* **To do**
Retype each line of the material exactly, please, skipping any picture in it.

»»

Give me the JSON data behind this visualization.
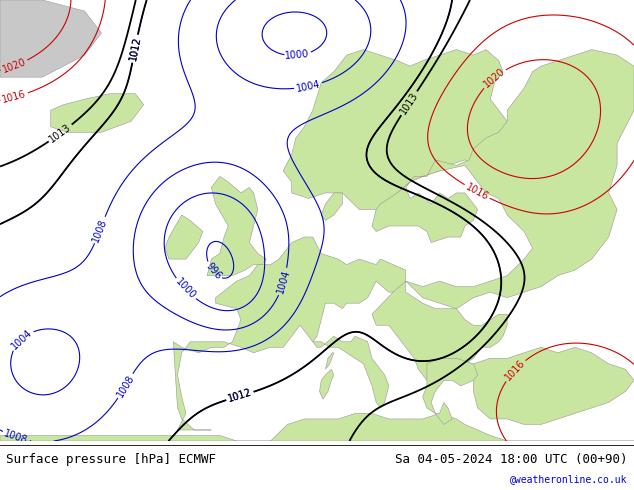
{
  "title_left": "Surface pressure [hPa] ECMWF",
  "title_right": "Sa 04-05-2024 18:00 UTC (00+90)",
  "watermark": "@weatheronline.co.uk",
  "bg_color_ocean": "#d8d8d8",
  "bg_color_land": "#c8e6a0",
  "bg_color_greenland": "#c8c8c8",
  "contour_blue_color": "#0000cc",
  "contour_black_color": "#000000",
  "contour_red_color": "#cc0000",
  "text_color_left": "#000000",
  "text_color_right": "#000000",
  "text_color_watermark": "#0000ee",
  "figsize": [
    6.34,
    4.9
  ],
  "dpi": 100,
  "font_size_footer": 9,
  "font_size_labels": 7
}
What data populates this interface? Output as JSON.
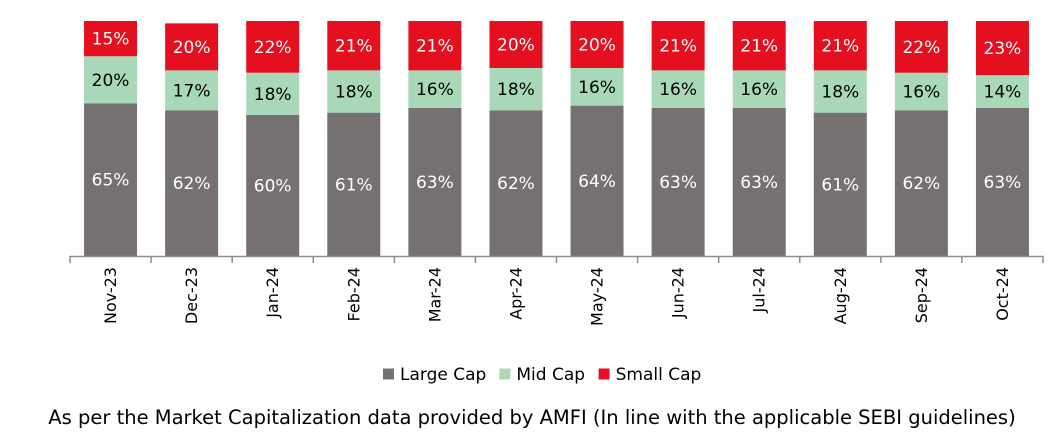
{
  "chart_data": {
    "type": "bar",
    "stacked": true,
    "value_format": "percent",
    "categories": [
      "Nov-23",
      "Dec-23",
      "Jan-24",
      "Feb-24",
      "Mar-24",
      "Apr-24",
      "May-24",
      "Jun-24",
      "Jul-24",
      "Aug-24",
      "Sep-24",
      "Oct-24"
    ],
    "series": [
      {
        "name": "Large Cap",
        "color": "#767171",
        "label_color": "#ffffff",
        "values": [
          65,
          62,
          60,
          61,
          63,
          62,
          64,
          63,
          63,
          61,
          62,
          63
        ]
      },
      {
        "name": "Mid Cap",
        "color": "#a9d8b8",
        "label_color": "#000000",
        "values": [
          20,
          17,
          18,
          18,
          16,
          18,
          16,
          16,
          16,
          18,
          16,
          14
        ]
      },
      {
        "name": "Small Cap",
        "color": "#e4101f",
        "label_color": "#ffffff",
        "values": [
          15,
          20,
          22,
          21,
          21,
          20,
          20,
          21,
          21,
          21,
          22,
          23
        ]
      }
    ],
    "ylim": [
      0,
      100
    ],
    "title": "",
    "xlabel": "",
    "ylabel": "",
    "legend_position": "bottom",
    "x_tick_rotation": "vertical",
    "grid": false
  },
  "footnote": "As per the Market Capitalization data provided by AMFI (In line with the applicable SEBI guidelines)"
}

««

* **Task output**
Give me the JSON data behind this visualization.
{
  "title_left": "Surface pressure [hPa] ECMWF",
  "title_right": "Sa 04-05-2024 18:00 UTC (00+90)",
  "watermark": "@weatheronline.co.uk",
  "bg_color_ocean": "#d8d8d8",
  "bg_color_land": "#c8e6a0",
  "bg_color_greenland": "#c8c8c8",
  "contour_blue_color": "#0000cc",
  "contour_black_color": "#000000",
  "contour_red_color": "#cc0000",
  "text_color_left": "#000000",
  "text_color_right": "#000000",
  "text_color_watermark": "#0000ee",
  "figsize": [
    6.34,
    4.9
  ],
  "dpi": 100,
  "font_size_footer": 9,
  "font_size_labels": 7
}
What data populates this interface? Output as JSON.
{
  "chart_data": {
    "type": "bar",
    "stacked": true,
    "value_format": "percent",
    "categories": [
      "Nov-23",
      "Dec-23",
      "Jan-24",
      "Feb-24",
      "Mar-24",
      "Apr-24",
      "May-24",
      "Jun-24",
      "Jul-24",
      "Aug-24",
      "Sep-24",
      "Oct-24"
    ],
    "series": [
      {
        "name": "Large Cap",
        "color": "#767171",
        "label_color": "#ffffff",
        "values": [
          65,
          62,
          60,
          61,
          63,
          62,
          64,
          63,
          63,
          61,
          62,
          63
        ]
      },
      {
        "name": "Mid Cap",
        "color": "#a9d8b8",
        "label_color": "#000000",
        "values": [
          20,
          17,
          18,
          18,
          16,
          18,
          16,
          16,
          16,
          18,
          16,
          14
        ]
      },
      {
        "name": "Small Cap",
        "color": "#e4101f",
        "label_color": "#ffffff",
        "values": [
          15,
          20,
          22,
          21,
          21,
          20,
          20,
          21,
          21,
          21,
          22,
          23
        ]
      }
    ],
    "ylim": [
      0,
      100
    ],
    "title": "",
    "xlabel": "",
    "ylabel": "",
    "legend_position": "bottom",
    "x_tick_rotation": "vertical",
    "grid": false
  },
  "footnote": "As per the Market Capitalization data provided by AMFI (In line with the applicable SEBI guidelines)"
}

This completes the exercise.